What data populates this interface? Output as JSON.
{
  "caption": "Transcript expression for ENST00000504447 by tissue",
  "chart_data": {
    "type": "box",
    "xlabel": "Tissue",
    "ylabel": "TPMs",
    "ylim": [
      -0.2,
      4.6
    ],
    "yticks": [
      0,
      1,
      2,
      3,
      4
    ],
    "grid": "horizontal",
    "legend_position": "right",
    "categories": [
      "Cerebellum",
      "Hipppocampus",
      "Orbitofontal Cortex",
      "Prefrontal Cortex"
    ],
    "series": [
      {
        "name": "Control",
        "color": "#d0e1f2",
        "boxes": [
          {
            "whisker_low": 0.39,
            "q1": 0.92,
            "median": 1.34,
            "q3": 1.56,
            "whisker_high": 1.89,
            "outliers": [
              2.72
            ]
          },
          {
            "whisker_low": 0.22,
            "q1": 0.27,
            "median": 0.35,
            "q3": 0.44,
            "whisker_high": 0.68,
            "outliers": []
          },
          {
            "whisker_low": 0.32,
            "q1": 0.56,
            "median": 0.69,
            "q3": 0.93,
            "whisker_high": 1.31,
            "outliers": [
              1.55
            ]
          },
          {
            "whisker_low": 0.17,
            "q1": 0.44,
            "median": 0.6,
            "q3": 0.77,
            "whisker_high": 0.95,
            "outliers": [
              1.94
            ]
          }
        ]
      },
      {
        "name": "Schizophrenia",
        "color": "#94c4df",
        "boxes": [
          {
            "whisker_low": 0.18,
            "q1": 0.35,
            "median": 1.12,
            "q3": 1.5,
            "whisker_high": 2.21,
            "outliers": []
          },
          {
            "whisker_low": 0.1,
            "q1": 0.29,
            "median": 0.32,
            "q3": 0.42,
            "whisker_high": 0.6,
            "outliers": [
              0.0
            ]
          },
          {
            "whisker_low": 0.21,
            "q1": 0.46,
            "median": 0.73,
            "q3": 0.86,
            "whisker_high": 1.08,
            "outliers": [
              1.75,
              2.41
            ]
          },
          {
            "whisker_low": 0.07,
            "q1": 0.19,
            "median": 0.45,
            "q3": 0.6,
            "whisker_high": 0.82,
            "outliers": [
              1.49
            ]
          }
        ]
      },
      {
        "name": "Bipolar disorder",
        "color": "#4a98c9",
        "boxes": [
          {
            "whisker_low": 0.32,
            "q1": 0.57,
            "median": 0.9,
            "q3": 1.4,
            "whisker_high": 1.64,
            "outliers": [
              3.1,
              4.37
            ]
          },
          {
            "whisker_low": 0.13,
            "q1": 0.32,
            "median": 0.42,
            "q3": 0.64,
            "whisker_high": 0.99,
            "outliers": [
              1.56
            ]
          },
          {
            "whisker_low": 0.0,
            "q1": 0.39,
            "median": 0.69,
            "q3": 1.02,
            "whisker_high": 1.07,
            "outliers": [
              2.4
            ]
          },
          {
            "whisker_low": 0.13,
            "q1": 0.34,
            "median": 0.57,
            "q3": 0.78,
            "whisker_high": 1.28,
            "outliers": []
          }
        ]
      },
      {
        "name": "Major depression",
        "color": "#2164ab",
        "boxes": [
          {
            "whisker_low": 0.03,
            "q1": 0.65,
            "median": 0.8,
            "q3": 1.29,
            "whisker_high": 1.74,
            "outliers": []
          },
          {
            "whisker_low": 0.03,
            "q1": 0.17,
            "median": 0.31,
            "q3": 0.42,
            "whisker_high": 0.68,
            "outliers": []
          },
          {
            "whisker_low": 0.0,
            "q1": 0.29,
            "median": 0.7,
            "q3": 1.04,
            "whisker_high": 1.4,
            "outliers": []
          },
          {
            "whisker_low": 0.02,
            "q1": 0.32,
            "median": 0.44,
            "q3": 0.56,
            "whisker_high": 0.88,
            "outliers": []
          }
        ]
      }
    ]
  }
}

==

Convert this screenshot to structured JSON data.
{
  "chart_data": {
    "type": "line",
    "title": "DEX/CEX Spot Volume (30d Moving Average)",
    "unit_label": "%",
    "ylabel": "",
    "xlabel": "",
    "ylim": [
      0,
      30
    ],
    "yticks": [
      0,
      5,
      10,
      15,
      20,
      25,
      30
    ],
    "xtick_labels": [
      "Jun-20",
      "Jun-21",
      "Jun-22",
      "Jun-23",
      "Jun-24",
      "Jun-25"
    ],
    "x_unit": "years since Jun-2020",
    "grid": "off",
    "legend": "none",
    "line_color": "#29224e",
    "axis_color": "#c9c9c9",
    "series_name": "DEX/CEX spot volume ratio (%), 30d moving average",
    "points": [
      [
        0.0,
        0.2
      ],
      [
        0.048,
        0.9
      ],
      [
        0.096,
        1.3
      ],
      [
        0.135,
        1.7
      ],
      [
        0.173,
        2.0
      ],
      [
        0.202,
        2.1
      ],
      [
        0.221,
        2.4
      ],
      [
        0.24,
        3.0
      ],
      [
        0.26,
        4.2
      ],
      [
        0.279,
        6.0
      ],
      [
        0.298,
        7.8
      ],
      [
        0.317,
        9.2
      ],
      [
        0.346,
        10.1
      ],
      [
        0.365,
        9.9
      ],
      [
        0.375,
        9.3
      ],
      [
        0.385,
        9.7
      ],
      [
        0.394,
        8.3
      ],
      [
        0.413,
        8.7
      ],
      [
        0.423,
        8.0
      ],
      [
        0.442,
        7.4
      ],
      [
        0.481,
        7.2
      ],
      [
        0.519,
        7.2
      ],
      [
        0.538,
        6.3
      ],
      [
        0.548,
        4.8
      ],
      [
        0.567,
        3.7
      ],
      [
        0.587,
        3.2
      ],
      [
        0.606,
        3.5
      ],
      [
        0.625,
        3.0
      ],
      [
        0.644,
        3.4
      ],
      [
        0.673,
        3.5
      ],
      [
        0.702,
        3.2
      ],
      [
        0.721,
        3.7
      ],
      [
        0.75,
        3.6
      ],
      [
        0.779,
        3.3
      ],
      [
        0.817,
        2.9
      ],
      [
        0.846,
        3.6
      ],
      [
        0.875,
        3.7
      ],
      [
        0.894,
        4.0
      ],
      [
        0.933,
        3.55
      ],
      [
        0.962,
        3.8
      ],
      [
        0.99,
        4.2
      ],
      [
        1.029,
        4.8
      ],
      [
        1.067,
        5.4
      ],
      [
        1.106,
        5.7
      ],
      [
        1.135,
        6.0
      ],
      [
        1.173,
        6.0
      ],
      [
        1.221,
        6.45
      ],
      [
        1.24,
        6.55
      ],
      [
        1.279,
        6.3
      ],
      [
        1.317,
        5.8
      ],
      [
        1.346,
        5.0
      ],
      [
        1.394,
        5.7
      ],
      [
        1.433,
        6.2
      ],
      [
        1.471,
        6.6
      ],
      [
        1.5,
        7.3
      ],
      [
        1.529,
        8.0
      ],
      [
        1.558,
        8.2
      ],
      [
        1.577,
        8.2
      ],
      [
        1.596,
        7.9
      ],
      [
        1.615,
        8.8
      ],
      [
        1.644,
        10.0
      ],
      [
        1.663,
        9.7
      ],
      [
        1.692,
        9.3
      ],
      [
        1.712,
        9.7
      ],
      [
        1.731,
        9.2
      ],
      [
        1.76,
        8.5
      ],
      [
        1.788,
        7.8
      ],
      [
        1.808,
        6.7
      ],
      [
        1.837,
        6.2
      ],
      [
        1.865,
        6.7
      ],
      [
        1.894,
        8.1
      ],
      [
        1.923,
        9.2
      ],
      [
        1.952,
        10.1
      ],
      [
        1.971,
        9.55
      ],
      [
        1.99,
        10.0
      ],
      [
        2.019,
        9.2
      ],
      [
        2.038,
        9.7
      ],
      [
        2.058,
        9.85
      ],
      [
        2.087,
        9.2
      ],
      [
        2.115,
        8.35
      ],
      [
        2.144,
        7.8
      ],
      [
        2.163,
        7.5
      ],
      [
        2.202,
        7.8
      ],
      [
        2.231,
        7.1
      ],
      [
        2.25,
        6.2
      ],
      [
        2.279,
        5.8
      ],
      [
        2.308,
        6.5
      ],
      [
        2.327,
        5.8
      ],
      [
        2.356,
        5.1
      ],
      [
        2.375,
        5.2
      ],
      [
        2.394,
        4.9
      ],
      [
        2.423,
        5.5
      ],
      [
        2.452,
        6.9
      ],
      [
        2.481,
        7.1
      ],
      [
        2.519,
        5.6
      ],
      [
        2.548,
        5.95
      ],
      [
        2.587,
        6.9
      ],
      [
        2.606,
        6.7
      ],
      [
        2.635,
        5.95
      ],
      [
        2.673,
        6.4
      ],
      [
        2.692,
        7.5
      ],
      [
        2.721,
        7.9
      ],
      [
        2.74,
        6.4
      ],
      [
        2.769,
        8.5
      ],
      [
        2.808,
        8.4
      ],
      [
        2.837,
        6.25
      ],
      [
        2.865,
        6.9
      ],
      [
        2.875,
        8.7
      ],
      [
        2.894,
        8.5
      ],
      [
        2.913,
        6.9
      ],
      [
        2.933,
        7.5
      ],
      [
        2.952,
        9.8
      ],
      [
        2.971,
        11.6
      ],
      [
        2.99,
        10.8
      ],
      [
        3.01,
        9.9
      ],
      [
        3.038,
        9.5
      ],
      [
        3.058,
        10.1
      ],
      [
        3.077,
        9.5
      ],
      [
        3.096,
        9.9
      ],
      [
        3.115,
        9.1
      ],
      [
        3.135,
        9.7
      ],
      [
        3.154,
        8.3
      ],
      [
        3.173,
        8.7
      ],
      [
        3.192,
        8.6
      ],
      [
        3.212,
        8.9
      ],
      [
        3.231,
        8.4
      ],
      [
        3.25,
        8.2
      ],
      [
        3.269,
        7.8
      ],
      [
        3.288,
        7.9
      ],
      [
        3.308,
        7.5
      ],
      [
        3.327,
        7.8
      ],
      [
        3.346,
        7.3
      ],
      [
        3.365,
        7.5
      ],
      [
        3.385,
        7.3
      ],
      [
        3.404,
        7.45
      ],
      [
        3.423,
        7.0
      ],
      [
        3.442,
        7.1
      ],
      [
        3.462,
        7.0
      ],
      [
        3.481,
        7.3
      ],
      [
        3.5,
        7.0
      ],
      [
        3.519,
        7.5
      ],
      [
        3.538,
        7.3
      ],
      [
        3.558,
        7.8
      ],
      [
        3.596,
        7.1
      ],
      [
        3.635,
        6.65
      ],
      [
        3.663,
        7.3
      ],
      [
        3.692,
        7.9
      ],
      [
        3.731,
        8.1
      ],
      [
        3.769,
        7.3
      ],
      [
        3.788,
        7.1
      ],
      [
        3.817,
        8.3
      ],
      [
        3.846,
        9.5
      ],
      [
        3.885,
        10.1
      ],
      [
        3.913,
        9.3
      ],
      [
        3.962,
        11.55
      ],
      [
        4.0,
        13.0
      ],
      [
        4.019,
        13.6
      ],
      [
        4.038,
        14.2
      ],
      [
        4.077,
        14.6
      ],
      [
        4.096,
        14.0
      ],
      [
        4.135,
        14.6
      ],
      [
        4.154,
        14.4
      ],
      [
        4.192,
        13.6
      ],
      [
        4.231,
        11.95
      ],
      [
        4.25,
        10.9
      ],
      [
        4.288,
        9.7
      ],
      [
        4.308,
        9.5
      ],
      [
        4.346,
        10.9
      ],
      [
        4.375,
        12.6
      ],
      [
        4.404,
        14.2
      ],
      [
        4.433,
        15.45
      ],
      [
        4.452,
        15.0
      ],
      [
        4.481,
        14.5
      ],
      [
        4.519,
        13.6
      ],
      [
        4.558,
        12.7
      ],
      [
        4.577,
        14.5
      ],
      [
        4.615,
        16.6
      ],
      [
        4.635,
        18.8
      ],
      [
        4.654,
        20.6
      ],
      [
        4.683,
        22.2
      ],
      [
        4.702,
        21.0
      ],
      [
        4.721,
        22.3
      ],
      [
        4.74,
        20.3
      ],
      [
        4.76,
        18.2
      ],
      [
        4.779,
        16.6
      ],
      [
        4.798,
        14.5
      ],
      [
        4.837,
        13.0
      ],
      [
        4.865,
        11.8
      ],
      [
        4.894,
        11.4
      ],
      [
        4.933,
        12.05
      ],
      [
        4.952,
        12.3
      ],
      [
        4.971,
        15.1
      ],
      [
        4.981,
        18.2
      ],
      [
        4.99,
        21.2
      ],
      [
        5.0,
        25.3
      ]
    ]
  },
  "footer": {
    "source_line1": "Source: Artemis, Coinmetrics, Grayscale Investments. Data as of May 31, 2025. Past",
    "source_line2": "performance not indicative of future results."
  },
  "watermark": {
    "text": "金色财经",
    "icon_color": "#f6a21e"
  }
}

> _REQUEST_
Report each line in the preceding entries that holds the string "Cortex".

> _EXERCISE ANSWER_
      "Orbitofontal Cortex",
      "Prefrontal Cortex"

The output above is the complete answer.